■ **Aim of the exercise**
In the material below, find the line with "Decode this image"; set down that line and every line after it to the end, exactly, without pictures.

■ **Records supplied**

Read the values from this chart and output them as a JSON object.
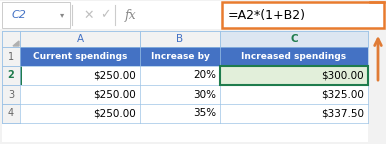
{
  "cell_ref": "C2",
  "formula": "=A2*(1+B2)",
  "formula_bar_bg": "#ffffff",
  "formula_bar_border": "#e87b2e",
  "header_row": [
    "Current spendings",
    "Increase by",
    "Increased spendings"
  ],
  "header_bg": "#4472c4",
  "header_text_color": "#ffffff",
  "col_c_header_bg": "#d6dce4",
  "col_c_header_text_color": "#1f7c4d",
  "data_rows": [
    [
      "$250.00",
      "20%",
      "$300.00"
    ],
    [
      "$250.00",
      "30%",
      "$325.00"
    ],
    [
      "$250.00",
      "35%",
      "$337.50"
    ]
  ],
  "row2_border_color": "#1f7c4d",
  "row2_col_c_bg": "#e2efda",
  "grid_color": "#9dc3e6",
  "cell_ref_border": "#cccccc",
  "row_num_color_active": "#1f7c4d",
  "arrow_color": "#e07b35",
  "col_letter_color_ab": "#4472c4",
  "col_letter_color_c": "#1f7c4d",
  "sheet_bg": "#f2f2f2",
  "row_hdr_bg": "#f2f2f2",
  "col_hdr_bg": "#f2f2f2",
  "col_c_hdr_bg": "#dce6f1",
  "white": "#ffffff",
  "row_divider_color": "#9dc3e6",
  "formula_bar_sep_color": "#cccccc",
  "icon_color": "#c0c0c0",
  "fx_color": "#888888"
}
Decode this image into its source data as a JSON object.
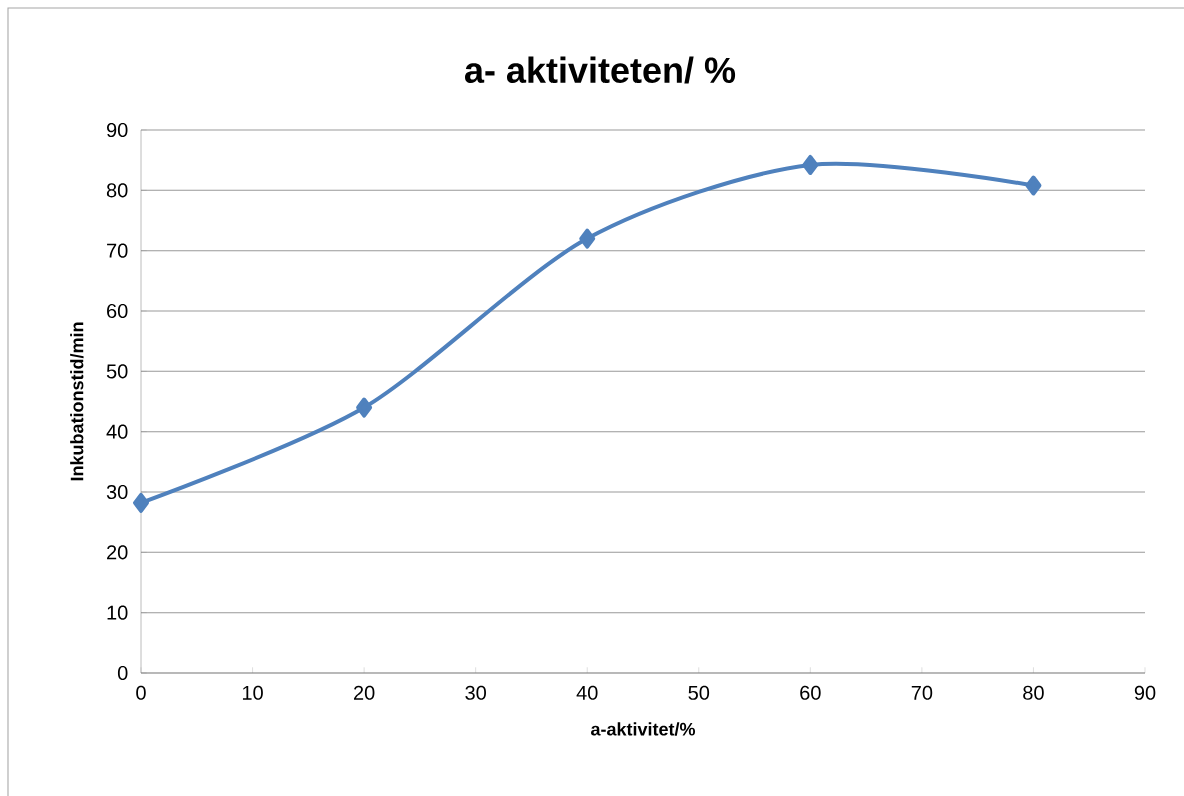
{
  "chart_data": {
    "type": "line",
    "title": "a- aktiviteten/ %",
    "xlabel": "a-aktivitet/%",
    "ylabel": "Inkubationstid/min",
    "x": [
      0,
      20,
      40,
      60,
      80
    ],
    "series": [
      {
        "color": "#4f81bd",
        "values": [
          28.2,
          44,
          72,
          84.2,
          80.8
        ]
      }
    ],
    "xlim": [
      0,
      90
    ],
    "xticks": [
      0,
      10,
      20,
      30,
      40,
      50,
      60,
      70,
      80,
      90
    ],
    "ylim": [
      0,
      90
    ],
    "yticks": [
      0,
      10,
      20,
      30,
      40,
      50,
      60,
      70,
      80,
      90
    ],
    "grid": "y",
    "marker": "diamond",
    "line_style": "solid"
  }
}
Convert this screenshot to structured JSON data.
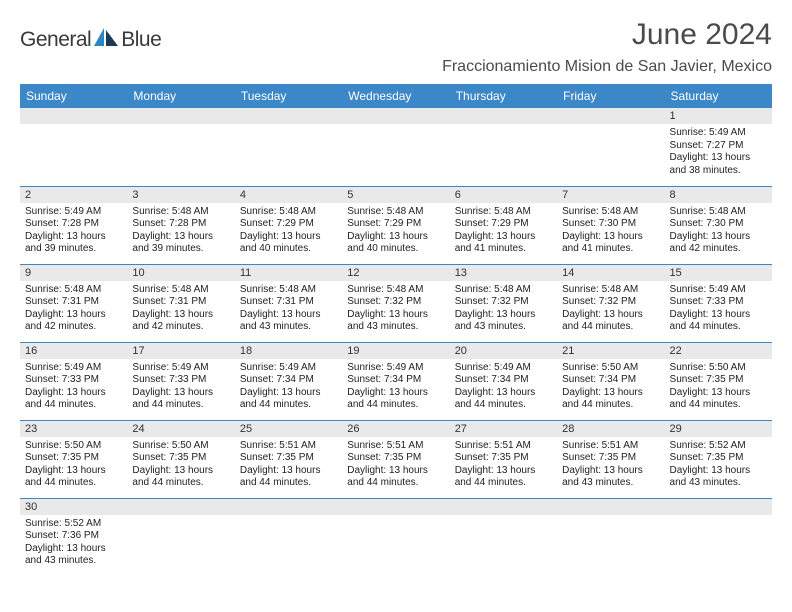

■ **Task output**
Decode this image into its source data as a JSON object.
{
  "chart_data": {
    "type": "line",
    "title": "a- aktiviteten/ %",
    "xlabel": "a-aktivitet/%",
    "ylabel": "Inkubationstid/min",
    "x": [
      0,
      20,
      40,
      60,
      80
    ],
    "series": [
      {
        "color": "#4f81bd",
        "values": [
          28.2,
          44,
          72,
          84.2,
          80.8
        ]
      }
    ],
    "xlim": [
      0,
      90
    ],
    "xticks": [
      0,
      10,
      20,
      30,
      40,
      50,
      60,
      70,
      80,
      90
    ],
    "ylim": [
      0,
      90
    ],
    "yticks": [
      0,
      10,
      20,
      30,
      40,
      50,
      60,
      70,
      80,
      90
    ],
    "grid": "y",
    "marker": "diamond",
    "line_style": "solid"
  }
}
Convert this screenshot to structured JSON data.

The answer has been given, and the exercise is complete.